> **Given exercise**:
Check each line of the records below and collect those that include the word "Write".

> **Material for this task**:
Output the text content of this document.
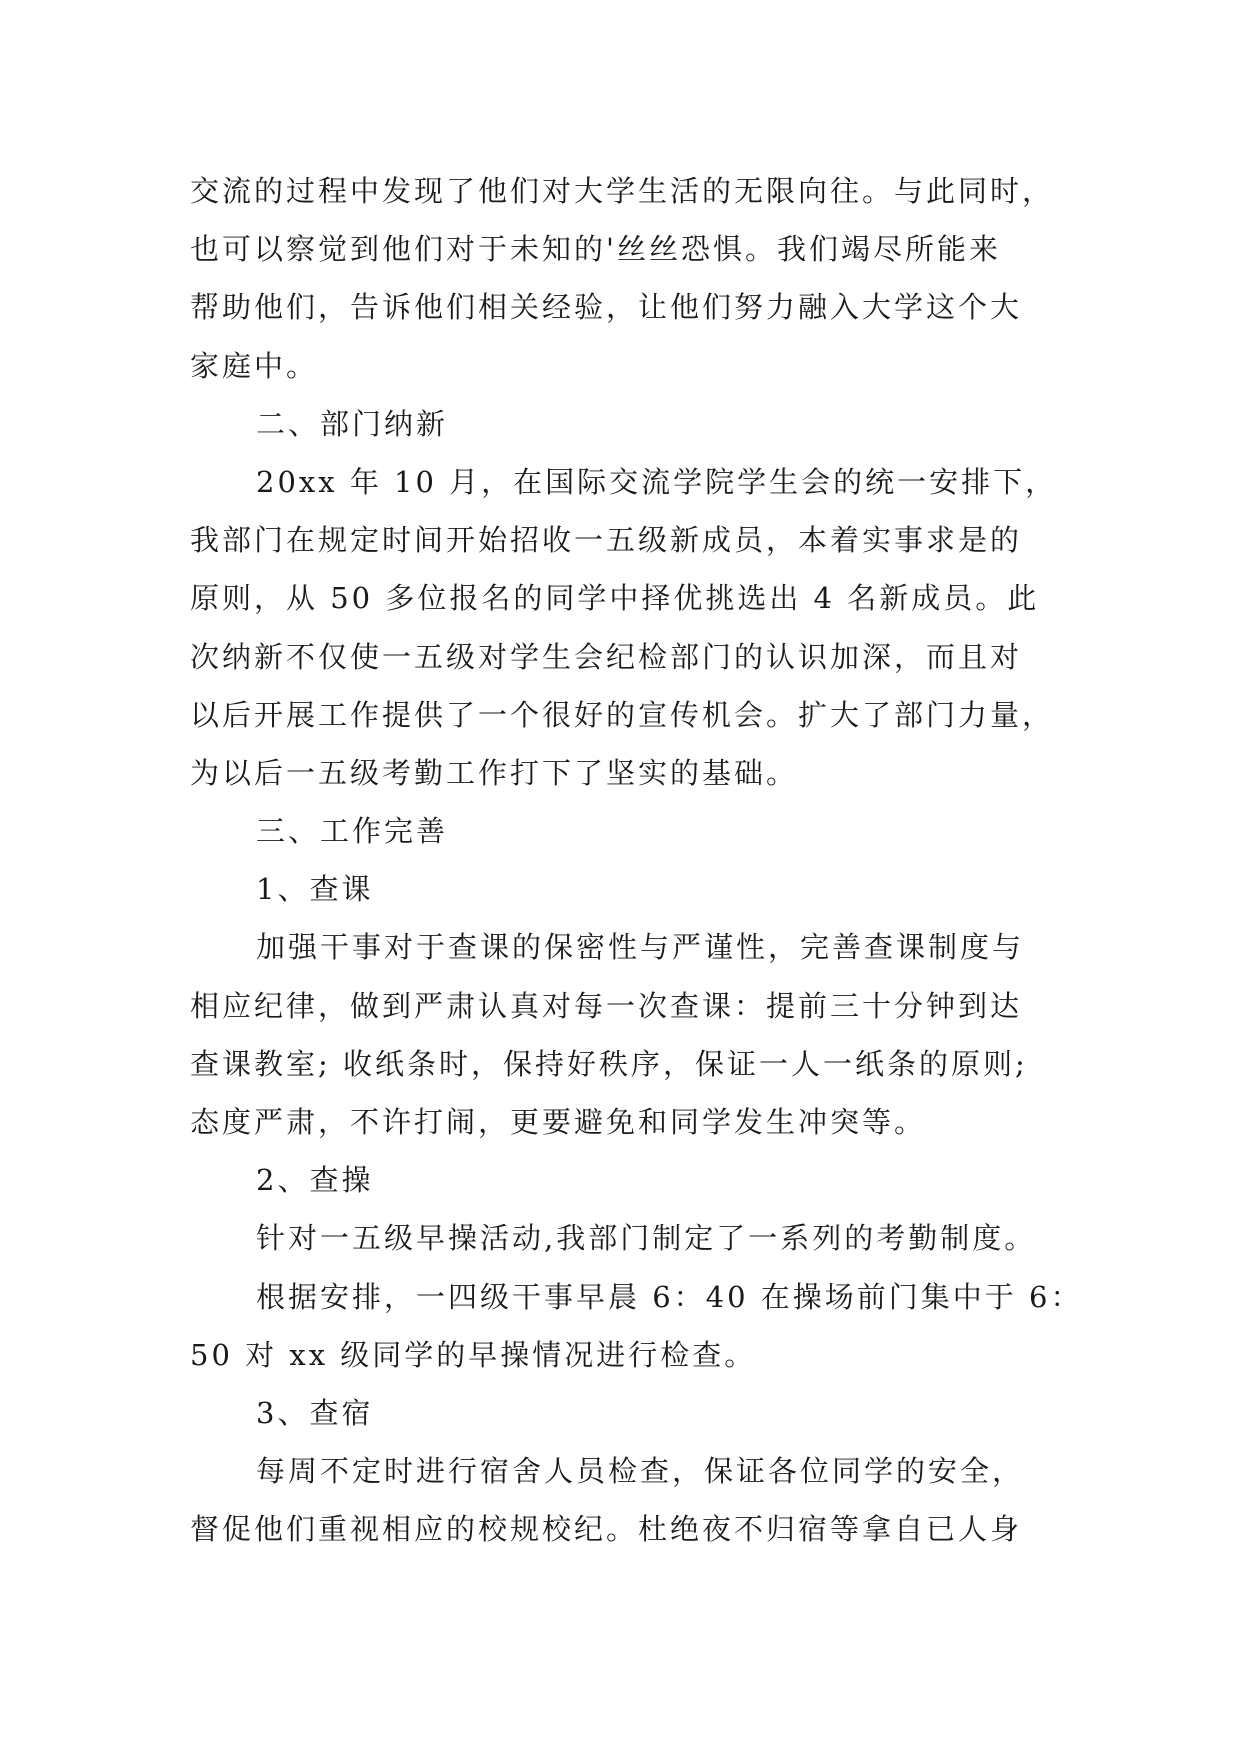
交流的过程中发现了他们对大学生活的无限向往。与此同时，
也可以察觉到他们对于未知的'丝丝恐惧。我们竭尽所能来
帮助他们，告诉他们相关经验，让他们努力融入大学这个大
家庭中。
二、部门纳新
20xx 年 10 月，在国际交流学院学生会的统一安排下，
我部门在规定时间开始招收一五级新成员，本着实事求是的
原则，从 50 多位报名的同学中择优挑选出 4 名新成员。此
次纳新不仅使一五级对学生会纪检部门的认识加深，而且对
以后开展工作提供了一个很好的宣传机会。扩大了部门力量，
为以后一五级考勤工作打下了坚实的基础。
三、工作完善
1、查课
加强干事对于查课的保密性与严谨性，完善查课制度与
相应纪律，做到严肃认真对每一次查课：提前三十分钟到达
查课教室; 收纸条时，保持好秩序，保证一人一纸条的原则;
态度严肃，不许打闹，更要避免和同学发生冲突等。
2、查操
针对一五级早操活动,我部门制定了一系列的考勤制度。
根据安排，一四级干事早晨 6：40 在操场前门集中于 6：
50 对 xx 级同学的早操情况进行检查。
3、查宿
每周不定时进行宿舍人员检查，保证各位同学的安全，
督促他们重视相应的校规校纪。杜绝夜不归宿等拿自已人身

---

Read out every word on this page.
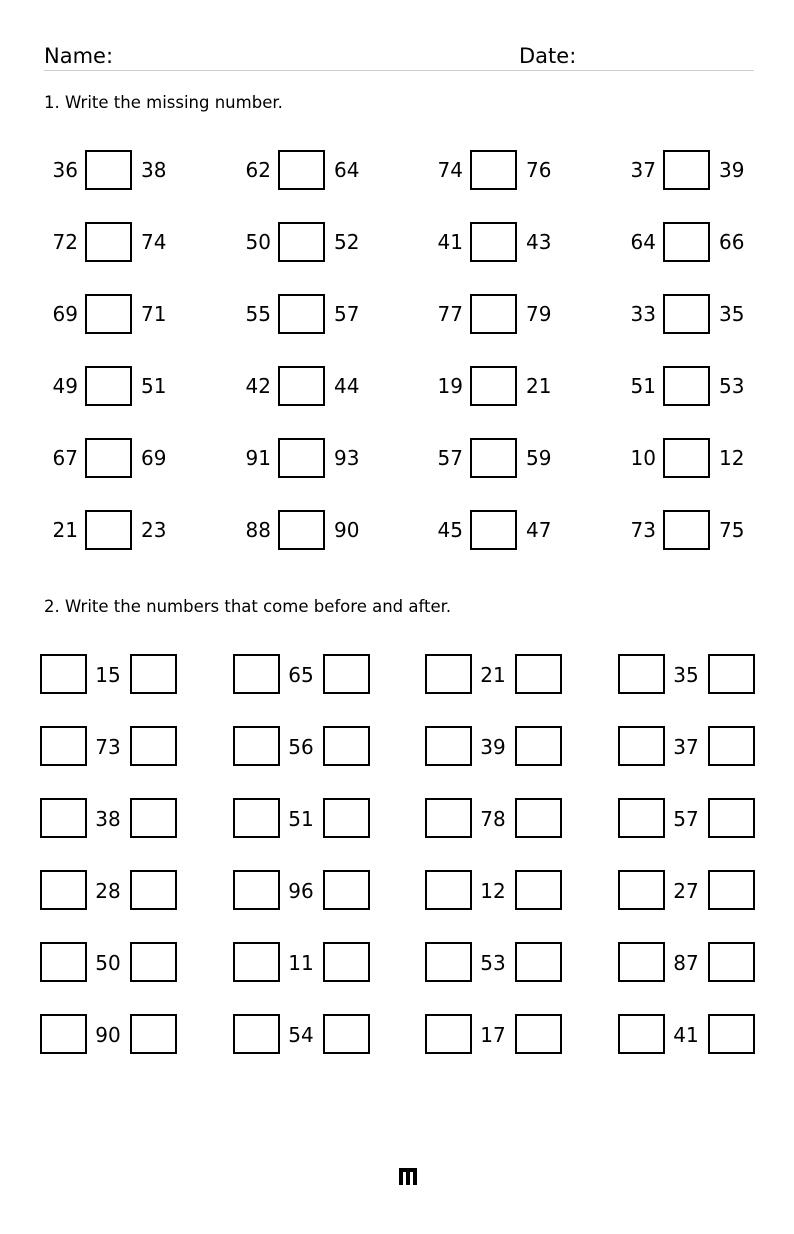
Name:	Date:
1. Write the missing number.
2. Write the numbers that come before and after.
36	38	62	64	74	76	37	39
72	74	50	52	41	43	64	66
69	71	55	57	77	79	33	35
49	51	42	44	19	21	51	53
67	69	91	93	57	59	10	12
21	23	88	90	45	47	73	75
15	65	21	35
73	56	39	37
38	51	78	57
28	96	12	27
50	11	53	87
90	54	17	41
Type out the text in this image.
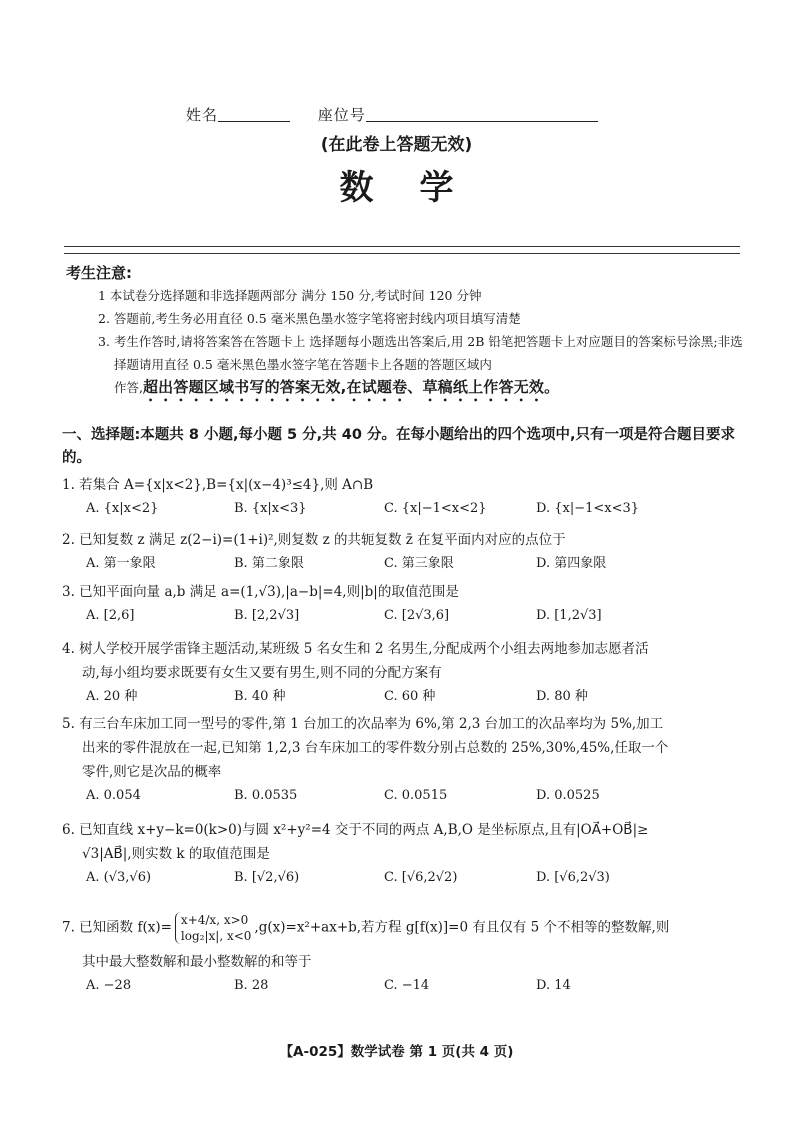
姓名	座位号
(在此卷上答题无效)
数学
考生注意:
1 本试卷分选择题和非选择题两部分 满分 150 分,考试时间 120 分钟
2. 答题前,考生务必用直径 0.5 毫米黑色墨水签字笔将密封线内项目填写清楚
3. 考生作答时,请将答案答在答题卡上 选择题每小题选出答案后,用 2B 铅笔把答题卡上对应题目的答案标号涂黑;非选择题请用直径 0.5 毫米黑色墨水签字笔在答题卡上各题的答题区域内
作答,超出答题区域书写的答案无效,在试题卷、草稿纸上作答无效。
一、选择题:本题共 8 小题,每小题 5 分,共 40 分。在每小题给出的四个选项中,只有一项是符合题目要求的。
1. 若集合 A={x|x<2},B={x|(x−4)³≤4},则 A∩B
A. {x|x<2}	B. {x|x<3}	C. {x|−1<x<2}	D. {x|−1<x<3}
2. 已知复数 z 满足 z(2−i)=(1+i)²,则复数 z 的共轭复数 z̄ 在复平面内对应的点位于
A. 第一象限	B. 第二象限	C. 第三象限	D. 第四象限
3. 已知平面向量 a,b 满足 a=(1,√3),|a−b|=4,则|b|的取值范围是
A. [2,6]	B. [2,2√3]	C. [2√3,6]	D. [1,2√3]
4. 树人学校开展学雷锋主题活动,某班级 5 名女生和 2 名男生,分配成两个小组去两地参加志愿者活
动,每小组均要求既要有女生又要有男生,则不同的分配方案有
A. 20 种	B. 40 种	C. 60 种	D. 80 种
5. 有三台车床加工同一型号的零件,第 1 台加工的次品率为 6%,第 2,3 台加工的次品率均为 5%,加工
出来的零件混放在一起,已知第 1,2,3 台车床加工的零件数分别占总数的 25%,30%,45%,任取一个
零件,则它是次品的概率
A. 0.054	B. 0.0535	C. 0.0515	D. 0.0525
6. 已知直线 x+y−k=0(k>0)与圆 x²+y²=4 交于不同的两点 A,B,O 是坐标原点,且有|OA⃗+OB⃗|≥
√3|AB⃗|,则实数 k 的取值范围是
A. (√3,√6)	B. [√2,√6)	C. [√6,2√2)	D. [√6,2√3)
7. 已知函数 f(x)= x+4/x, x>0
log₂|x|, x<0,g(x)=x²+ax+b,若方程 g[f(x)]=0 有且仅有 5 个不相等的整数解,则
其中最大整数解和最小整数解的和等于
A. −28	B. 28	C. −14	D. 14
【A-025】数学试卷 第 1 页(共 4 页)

==

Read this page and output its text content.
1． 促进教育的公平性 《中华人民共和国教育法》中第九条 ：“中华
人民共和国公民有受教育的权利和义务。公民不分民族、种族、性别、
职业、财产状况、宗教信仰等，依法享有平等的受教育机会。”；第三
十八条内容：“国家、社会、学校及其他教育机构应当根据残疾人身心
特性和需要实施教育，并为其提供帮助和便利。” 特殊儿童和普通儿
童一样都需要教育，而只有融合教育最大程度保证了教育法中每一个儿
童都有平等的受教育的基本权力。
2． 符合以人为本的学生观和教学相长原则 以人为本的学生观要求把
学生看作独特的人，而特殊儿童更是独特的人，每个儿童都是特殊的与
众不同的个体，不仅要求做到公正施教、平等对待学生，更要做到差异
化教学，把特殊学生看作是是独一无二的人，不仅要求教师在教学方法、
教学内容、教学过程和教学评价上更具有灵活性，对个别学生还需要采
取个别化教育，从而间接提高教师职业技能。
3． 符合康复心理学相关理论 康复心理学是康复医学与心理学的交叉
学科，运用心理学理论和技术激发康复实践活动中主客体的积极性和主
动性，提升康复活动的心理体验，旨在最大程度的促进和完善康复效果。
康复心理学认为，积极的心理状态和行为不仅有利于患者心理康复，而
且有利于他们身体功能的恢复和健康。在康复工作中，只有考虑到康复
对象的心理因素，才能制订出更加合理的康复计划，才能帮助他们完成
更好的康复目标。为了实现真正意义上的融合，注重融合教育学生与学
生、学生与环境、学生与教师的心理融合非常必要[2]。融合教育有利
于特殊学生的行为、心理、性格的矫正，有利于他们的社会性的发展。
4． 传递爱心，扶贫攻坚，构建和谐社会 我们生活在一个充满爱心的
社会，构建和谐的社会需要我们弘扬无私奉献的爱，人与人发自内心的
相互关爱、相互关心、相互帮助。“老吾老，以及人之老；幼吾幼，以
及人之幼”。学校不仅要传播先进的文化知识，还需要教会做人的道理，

> **Written response**:
1. Write the missing number.
2. Write the numbers that come before and after.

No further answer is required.